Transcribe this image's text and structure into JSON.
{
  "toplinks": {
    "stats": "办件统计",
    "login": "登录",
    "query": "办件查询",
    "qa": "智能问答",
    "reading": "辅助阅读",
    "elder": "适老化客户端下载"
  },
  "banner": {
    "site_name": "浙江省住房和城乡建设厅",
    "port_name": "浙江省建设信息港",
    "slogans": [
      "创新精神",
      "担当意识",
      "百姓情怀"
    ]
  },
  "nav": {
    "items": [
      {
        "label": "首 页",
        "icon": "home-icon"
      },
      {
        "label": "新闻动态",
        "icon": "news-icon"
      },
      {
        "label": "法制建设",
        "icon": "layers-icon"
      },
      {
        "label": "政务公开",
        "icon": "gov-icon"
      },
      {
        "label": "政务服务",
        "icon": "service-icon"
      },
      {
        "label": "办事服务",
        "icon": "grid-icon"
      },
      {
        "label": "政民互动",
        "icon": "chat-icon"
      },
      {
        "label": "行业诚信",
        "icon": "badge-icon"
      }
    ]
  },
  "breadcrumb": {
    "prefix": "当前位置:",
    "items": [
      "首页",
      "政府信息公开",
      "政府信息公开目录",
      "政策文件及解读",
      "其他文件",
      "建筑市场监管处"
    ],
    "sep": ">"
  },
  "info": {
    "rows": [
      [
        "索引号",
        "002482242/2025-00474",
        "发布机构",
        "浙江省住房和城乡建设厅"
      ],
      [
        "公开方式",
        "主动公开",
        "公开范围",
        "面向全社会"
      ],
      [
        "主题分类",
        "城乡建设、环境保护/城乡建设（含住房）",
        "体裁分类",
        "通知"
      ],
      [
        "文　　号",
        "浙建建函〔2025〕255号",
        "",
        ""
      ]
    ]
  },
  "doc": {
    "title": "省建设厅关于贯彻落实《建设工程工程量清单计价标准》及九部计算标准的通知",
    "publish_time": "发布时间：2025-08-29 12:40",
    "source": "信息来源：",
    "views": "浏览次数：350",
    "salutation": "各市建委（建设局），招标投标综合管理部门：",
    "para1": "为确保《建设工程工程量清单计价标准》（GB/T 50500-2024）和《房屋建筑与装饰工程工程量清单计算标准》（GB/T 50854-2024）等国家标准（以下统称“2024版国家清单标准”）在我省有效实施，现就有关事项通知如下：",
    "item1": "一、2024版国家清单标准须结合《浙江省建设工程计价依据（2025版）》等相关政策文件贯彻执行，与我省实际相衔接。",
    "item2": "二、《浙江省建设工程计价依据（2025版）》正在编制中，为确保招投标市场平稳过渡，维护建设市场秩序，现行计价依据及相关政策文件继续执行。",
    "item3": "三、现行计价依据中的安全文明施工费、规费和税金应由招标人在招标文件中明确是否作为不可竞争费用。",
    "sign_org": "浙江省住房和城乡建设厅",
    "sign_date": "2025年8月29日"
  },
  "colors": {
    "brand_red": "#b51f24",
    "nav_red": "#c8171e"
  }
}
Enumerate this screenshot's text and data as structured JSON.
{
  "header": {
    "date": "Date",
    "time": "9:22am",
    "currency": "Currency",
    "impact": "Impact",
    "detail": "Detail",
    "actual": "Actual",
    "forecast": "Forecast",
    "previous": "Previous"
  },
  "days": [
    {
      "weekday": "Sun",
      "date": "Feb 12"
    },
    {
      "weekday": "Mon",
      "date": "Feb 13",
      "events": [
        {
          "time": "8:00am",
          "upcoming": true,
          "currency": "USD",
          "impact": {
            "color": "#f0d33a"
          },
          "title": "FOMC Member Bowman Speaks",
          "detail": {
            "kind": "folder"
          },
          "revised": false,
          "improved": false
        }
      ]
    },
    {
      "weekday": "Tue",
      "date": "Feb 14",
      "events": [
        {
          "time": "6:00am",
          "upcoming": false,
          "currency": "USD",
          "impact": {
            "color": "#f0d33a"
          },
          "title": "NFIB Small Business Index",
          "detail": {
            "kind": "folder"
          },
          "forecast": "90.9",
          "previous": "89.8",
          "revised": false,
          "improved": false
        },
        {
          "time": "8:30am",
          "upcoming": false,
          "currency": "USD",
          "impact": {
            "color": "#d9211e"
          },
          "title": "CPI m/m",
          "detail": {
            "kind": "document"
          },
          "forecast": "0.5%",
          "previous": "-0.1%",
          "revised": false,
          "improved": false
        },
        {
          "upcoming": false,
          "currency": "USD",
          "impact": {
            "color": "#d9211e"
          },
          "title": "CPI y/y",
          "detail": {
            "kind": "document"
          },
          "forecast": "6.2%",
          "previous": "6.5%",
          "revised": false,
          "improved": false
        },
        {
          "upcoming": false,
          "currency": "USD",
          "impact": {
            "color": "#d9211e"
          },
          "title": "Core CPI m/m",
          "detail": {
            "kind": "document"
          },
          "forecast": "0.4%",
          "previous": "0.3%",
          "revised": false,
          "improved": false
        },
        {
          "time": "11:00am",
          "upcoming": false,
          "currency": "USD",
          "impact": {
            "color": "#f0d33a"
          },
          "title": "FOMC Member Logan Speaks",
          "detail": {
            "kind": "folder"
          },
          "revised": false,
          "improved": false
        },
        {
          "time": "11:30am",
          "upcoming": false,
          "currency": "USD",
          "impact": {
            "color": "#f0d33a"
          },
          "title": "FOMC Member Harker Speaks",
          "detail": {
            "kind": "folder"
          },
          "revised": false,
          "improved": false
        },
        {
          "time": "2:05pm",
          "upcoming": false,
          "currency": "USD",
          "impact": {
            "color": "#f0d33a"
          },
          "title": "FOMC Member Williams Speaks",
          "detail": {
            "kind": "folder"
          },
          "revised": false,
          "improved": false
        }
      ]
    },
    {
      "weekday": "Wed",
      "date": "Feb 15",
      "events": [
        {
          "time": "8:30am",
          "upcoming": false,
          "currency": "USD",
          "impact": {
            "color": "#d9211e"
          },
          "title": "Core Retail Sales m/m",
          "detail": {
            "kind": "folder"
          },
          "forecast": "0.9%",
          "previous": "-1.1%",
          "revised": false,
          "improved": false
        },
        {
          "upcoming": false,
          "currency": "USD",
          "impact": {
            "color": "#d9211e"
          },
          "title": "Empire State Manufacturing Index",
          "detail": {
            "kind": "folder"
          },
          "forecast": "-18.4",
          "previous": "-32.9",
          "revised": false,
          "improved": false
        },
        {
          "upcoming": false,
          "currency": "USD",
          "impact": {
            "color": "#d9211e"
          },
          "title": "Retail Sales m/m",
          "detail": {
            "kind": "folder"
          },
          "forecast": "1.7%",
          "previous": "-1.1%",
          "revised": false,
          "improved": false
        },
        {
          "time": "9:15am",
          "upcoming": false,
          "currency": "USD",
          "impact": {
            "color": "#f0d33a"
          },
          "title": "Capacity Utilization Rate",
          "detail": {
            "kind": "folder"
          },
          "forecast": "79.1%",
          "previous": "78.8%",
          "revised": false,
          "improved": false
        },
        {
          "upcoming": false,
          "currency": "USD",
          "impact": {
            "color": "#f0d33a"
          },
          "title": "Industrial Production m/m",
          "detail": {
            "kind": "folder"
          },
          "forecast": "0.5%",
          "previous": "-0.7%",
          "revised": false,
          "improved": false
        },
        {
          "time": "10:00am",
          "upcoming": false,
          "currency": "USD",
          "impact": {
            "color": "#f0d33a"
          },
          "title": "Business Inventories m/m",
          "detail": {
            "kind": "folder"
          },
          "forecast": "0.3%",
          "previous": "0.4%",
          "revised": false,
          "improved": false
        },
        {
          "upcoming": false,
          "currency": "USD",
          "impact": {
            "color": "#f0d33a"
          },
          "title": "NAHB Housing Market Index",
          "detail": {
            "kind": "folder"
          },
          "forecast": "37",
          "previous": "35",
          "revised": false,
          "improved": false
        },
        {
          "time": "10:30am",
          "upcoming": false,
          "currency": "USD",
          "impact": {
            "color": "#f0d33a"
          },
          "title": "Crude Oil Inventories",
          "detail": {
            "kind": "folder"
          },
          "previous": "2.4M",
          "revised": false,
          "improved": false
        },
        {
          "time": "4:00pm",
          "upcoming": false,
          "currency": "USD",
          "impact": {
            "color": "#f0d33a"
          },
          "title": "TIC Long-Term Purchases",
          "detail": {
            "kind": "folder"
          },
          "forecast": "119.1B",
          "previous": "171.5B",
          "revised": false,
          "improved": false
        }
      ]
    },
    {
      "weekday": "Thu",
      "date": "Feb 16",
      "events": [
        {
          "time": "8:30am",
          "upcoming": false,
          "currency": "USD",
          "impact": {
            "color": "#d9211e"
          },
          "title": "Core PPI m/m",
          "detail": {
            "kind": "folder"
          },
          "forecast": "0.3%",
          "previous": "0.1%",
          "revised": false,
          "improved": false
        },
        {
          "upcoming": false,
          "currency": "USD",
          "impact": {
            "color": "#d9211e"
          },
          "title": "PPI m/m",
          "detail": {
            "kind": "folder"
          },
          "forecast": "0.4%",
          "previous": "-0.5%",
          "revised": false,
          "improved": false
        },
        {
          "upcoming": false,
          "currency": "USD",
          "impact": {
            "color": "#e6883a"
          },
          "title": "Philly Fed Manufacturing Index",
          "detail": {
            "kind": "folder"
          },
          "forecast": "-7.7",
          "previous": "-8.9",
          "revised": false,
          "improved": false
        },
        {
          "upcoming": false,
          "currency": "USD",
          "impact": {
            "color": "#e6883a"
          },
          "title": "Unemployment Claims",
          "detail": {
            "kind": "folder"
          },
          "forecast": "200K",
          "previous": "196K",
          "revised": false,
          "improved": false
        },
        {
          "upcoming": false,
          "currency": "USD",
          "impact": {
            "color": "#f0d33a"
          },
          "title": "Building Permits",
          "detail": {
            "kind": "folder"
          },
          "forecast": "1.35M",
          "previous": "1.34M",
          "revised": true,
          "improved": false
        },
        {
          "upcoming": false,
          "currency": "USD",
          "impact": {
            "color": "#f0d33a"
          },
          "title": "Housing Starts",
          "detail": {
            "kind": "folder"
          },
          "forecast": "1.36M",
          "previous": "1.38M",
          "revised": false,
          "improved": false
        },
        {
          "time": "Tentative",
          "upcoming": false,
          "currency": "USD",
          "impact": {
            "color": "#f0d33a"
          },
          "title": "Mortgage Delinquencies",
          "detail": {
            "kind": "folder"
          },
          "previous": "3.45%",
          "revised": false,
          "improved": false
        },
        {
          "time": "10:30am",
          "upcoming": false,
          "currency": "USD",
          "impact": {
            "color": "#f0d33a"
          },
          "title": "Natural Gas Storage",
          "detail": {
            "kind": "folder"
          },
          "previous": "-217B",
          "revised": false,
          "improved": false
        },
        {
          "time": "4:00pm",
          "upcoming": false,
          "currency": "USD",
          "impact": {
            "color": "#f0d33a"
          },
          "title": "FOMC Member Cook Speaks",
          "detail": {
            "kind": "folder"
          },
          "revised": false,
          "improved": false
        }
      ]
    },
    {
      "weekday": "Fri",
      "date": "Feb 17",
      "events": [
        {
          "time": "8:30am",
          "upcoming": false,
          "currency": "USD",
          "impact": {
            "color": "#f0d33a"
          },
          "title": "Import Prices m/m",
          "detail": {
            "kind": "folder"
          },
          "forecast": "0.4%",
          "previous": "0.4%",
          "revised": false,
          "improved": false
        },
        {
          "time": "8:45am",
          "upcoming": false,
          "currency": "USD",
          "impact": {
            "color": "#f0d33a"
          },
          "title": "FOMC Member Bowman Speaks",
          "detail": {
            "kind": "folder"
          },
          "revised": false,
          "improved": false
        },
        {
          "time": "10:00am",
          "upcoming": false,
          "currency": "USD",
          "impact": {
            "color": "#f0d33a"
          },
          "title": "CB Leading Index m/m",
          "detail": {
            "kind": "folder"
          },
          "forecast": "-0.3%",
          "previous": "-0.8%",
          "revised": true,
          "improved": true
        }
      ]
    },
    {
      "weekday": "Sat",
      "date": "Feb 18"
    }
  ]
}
========
> **REQUEST**:
Every line that holds the word "Member" should be extracted.

> **SOLUTION BELOW**:
          "title": "FOMC Member Bowman Speaks",
          "title": "FOMC Member Logan Speaks",
          "title": "FOMC Member Harker Speaks",
          "title": "FOMC Member Williams Speaks",
          "title": "FOMC Member Cook Speaks",
          "title": "FOMC Member Bowman Speaks",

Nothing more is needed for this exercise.